> **Stated task**:
Look through the material and tally each line bearing the word "name". Give only the total.
* START *
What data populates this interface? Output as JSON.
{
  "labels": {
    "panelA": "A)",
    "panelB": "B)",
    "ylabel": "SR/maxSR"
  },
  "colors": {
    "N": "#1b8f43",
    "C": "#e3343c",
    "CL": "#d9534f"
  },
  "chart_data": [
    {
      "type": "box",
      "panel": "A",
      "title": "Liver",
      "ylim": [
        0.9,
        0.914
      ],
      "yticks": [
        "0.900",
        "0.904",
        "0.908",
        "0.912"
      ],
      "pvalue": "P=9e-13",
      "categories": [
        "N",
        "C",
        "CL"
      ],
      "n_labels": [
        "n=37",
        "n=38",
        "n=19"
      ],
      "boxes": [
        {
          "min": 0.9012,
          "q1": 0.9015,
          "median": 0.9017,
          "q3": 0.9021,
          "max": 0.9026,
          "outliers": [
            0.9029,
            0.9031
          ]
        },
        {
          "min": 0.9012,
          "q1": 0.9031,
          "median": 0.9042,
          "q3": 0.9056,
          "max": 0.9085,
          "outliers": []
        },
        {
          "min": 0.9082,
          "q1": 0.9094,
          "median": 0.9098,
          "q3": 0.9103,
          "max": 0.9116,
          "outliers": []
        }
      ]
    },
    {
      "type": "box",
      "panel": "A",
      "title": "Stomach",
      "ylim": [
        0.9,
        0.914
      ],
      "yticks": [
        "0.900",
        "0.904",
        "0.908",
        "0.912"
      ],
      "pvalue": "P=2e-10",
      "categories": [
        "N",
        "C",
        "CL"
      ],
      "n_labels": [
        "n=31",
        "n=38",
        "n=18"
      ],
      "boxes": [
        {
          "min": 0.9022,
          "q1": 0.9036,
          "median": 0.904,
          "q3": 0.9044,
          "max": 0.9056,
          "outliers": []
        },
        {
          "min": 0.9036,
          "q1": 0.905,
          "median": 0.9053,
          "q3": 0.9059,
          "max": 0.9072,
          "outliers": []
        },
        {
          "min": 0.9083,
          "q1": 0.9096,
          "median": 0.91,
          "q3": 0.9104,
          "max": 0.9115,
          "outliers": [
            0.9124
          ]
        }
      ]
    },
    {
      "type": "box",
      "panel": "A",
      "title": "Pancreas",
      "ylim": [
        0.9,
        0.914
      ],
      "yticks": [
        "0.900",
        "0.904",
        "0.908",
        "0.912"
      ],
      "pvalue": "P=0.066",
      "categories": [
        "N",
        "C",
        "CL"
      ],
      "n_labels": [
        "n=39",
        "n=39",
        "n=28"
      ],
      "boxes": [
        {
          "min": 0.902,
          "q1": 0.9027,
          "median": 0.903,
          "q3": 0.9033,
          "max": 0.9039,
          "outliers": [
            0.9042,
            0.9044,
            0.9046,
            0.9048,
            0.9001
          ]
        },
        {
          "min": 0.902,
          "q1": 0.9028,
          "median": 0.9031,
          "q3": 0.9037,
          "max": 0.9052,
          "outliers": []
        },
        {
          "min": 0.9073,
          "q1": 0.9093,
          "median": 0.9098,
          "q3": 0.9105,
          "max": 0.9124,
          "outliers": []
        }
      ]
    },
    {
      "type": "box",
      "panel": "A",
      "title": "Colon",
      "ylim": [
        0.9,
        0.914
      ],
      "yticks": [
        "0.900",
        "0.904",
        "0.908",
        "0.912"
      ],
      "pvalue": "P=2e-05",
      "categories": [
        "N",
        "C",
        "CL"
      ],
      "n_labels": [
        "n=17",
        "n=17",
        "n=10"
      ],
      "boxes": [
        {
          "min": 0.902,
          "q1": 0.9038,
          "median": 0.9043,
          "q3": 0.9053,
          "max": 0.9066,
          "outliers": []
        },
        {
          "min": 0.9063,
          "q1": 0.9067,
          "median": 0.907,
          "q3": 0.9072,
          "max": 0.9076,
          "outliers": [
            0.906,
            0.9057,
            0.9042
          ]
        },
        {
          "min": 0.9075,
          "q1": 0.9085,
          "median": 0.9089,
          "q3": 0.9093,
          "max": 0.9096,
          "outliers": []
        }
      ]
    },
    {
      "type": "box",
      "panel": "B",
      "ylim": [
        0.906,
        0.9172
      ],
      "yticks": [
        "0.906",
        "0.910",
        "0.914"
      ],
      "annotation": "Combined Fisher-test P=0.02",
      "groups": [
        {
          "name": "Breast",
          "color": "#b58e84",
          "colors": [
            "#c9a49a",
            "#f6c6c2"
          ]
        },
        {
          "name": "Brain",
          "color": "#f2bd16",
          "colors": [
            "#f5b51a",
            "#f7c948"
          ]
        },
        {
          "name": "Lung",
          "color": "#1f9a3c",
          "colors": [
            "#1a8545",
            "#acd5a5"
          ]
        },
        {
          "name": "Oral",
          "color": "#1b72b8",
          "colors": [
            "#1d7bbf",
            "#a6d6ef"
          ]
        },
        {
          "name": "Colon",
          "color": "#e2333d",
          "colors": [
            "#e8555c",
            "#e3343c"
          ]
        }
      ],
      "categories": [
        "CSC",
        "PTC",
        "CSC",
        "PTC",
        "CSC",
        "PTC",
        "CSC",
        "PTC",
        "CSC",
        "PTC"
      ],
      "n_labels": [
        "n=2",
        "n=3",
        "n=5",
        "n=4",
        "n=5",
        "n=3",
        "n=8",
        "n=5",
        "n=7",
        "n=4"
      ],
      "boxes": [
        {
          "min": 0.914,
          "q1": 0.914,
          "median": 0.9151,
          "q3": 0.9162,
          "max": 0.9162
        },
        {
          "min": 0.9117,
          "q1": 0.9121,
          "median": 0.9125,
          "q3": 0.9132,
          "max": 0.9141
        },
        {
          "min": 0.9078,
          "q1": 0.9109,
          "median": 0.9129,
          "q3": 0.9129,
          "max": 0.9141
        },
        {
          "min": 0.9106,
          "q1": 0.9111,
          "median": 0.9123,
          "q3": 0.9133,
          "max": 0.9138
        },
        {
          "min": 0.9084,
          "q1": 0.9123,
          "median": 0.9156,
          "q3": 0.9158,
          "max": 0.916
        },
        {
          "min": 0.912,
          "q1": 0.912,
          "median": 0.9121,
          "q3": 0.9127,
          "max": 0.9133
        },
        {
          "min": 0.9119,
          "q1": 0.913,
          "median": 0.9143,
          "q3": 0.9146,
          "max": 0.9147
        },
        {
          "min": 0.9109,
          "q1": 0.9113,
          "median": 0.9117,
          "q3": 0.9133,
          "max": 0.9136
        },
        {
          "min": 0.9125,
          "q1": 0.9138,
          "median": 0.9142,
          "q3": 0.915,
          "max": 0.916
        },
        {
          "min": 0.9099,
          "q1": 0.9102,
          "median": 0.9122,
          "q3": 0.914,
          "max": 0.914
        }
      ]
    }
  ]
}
* END *
> **Expected output**:
5